DATA SECTION -

───

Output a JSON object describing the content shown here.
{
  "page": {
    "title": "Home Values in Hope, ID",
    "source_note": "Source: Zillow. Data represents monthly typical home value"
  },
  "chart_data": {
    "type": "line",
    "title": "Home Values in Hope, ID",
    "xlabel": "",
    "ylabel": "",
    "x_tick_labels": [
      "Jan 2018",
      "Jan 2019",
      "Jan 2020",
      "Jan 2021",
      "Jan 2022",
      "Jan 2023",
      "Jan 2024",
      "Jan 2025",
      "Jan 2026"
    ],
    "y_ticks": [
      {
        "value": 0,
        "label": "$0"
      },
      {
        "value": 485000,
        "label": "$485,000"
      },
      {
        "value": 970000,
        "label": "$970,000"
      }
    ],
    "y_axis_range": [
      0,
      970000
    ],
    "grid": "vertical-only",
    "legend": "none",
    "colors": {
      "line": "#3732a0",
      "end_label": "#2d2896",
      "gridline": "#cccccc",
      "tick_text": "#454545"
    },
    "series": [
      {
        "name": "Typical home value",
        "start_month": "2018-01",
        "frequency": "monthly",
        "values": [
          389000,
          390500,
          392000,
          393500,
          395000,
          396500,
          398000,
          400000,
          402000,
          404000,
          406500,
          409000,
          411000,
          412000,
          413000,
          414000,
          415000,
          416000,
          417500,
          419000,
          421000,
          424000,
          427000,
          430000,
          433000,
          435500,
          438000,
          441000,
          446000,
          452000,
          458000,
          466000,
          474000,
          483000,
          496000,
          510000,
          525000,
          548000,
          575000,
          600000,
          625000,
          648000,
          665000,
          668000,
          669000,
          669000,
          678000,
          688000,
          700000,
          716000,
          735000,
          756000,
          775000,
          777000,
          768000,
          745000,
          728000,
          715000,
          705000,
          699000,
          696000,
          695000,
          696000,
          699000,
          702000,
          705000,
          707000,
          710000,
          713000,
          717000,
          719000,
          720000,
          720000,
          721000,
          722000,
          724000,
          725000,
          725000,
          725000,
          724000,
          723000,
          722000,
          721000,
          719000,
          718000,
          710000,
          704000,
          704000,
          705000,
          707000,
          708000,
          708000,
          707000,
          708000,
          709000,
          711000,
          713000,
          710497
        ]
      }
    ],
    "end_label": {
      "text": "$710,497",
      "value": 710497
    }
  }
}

───

TASK OBJECTIVE - Return every record, word for word.

SOLUTION TO THE PROBLEM -
Output a JSON object describing the content shown here.
{
  "page": {
    "title": "Home Values in Hope, ID",
    "source_note": "Source: Zillow. Data represents monthly typical home value"
  },
  "chart_data": {
    "type": "line",
    "title": "Home Values in Hope, ID",
    "xlabel": "",
    "ylabel": "",
    "x_tick_labels": [
      "Jan 2018",
      "Jan 2019",
      "Jan 2020",
      "Jan 2021",
      "Jan 2022",
      "Jan 2023",
      "Jan 2024",
      "Jan 2025",
      "Jan 2026"
    ],
    "y_ticks": [
      {
        "value": 0,
        "label": "$0"
      },
      {
        "value": 485000,
        "label": "$485,000"
      },
      {
        "value": 970000,
        "label": "$970,000"
      }
    ],
    "y_axis_range": [
      0,
      970000
    ],
    "grid": "vertical-only",
    "legend": "none",
    "colors": {
      "line": "#3732a0",
      "end_label": "#2d2896",
      "gridline": "#cccccc",
      "tick_text": "#454545"
    },
    "series": [
      {
        "name": "Typical home value",
        "start_month": "2018-01",
        "frequency": "monthly",
        "values": [
          389000,
          390500,
          392000,
          393500,
          395000,
          396500,
          398000,
          400000,
          402000,
          404000,
          406500,
          409000,
          411000,
          412000,
          413000,
          414000,
          415000,
          416000,
          417500,
          419000,
          421000,
          424000,
          427000,
          430000,
          433000,
          435500,
          438000,
          441000,
          446000,
          452000,
          458000,
          466000,
          474000,
          483000,
          496000,
          510000,
          525000,
          548000,
          575000,
          600000,
          625000,
          648000,
          665000,
          668000,
          669000,
          669000,
          678000,
          688000,
          700000,
          716000,
          735000,
          756000,
          775000,
          777000,
          768000,
          745000,
          728000,
          715000,
          705000,
          699000,
          696000,
          695000,
          696000,
          699000,
          702000,
          705000,
          707000,
          710000,
          713000,
          717000,
          719000,
          720000,
          720000,
          721000,
          722000,
          724000,
          725000,
          725000,
          725000,
          724000,
          723000,
          722000,
          721000,
          719000,
          718000,
          710000,
          704000,
          704000,
          705000,
          707000,
          708000,
          708000,
          707000,
          708000,
          709000,
          711000,
          713000,
          710497
        ]
      }
    ],
    "end_label": {
      "text": "$710,497",
      "value": 710497
    }
  }
}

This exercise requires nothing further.